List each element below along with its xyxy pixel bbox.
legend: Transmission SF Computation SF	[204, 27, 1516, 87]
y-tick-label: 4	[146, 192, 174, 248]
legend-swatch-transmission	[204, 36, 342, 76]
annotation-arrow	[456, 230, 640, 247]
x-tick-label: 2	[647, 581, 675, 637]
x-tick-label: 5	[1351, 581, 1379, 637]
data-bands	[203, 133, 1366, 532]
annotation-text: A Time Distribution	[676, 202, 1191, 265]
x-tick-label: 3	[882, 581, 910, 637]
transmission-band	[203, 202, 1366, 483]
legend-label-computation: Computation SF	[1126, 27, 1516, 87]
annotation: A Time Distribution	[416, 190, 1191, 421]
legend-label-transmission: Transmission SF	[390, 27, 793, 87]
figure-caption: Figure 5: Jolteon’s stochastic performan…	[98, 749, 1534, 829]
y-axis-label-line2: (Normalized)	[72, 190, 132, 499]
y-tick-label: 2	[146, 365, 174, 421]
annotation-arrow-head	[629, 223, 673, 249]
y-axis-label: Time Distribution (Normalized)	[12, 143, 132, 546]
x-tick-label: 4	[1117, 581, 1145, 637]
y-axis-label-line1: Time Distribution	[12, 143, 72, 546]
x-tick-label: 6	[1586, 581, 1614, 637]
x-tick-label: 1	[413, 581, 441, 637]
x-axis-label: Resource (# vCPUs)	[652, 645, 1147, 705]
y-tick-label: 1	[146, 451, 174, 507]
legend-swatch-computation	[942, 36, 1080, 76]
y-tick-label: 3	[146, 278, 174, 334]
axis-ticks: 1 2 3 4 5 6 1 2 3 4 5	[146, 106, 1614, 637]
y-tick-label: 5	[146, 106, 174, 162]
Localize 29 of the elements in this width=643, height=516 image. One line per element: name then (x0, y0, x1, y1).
_ _ _
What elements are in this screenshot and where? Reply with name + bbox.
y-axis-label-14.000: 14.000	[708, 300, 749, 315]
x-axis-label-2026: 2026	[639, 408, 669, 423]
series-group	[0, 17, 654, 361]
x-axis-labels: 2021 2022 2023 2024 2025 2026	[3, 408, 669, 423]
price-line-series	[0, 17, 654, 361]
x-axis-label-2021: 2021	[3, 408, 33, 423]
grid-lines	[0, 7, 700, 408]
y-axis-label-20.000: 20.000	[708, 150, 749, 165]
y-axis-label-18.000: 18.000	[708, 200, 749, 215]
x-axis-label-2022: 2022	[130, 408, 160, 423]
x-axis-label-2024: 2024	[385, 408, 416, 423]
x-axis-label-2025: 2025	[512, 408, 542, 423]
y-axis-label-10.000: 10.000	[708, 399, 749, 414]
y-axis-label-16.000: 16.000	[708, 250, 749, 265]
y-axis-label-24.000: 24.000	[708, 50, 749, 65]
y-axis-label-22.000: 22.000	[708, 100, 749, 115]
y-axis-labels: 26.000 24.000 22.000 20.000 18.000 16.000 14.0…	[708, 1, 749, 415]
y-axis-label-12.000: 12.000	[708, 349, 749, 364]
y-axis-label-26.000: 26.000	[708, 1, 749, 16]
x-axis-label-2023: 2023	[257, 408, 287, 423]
_ _ _
◆ **TASK BRIEF**:
Return the records above without any change, from the line with "What elements are" to the line with "408, 287, 423]", both of those lines included.

◆ **OUTPUT OF THE TASK**:
What elements are in this screenshot and where? Reply with name + bbox.
y-axis-label-14.000: 14.000	[708, 300, 749, 315]
x-axis-label-2026: 2026	[639, 408, 669, 423]
series-group	[0, 17, 654, 361]
x-axis-labels: 2021 2022 2023 2024 2025 2026	[3, 408, 669, 423]
price-line-series	[0, 17, 654, 361]
x-axis-label-2021: 2021	[3, 408, 33, 423]
grid-lines	[0, 7, 700, 408]
y-axis-label-20.000: 20.000	[708, 150, 749, 165]
y-axis-label-18.000: 18.000	[708, 200, 749, 215]
x-axis-label-2022: 2022	[130, 408, 160, 423]
x-axis-label-2024: 2024	[385, 408, 416, 423]
x-axis-label-2025: 2025	[512, 408, 542, 423]
y-axis-label-10.000: 10.000	[708, 399, 749, 414]
y-axis-label-16.000: 16.000	[708, 250, 749, 265]
y-axis-label-24.000: 24.000	[708, 50, 749, 65]
y-axis-label-22.000: 22.000	[708, 100, 749, 115]
y-axis-labels: 26.000 24.000 22.000 20.000 18.000 16.000 14.0…	[708, 1, 749, 415]
y-axis-label-12.000: 12.000	[708, 349, 749, 364]
y-axis-label-26.000: 26.000	[708, 1, 749, 16]
x-axis-label-2023: 2023	[257, 408, 287, 423]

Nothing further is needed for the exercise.